_Goal:_
Look through the material and copy each line holding "right".

_Records supplied:_
━━━━━━━━━━━━━━━━
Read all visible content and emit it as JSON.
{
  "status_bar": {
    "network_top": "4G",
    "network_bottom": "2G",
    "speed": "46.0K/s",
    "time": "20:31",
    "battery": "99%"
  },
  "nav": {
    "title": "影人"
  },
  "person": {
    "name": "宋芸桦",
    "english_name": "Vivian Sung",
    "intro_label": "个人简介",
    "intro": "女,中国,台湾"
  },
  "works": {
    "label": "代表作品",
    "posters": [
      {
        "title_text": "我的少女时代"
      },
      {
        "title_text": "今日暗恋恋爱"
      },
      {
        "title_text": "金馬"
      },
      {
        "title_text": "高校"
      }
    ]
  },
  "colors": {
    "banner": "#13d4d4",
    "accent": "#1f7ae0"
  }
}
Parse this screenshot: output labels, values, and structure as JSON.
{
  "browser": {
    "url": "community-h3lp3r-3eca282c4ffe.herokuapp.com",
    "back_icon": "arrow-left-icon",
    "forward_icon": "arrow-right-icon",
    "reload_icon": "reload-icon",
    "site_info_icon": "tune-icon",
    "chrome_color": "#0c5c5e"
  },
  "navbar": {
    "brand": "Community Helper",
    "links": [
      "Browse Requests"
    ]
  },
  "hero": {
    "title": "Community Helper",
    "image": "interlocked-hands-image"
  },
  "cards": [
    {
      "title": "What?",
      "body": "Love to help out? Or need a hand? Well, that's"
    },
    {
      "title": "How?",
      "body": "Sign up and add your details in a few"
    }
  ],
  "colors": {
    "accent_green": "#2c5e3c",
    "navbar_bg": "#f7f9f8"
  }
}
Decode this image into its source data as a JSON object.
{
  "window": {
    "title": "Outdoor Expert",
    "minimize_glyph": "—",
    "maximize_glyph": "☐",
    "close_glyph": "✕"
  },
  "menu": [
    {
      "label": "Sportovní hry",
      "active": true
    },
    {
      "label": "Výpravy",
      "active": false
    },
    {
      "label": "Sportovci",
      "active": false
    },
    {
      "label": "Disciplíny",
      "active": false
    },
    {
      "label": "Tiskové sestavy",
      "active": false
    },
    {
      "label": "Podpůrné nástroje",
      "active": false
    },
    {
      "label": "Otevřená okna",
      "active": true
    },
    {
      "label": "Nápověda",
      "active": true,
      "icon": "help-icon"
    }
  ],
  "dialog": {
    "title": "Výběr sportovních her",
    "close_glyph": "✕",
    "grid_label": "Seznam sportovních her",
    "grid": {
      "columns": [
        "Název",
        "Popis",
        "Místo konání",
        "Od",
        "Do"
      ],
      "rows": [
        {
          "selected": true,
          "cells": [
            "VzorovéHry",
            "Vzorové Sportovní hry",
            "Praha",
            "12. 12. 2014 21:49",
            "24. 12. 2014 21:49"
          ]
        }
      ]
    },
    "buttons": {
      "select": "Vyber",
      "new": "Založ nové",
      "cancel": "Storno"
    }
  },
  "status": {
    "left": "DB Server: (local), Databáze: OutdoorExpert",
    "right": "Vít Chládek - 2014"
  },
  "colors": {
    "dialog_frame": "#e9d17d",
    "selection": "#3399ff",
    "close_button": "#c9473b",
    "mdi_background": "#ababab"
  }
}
━━━━━━━━━━━━━━━━
_Result for this exercise:_
    "forward_icon": "arrow-right-icon",
    "right": "Vít Chládek - 2014"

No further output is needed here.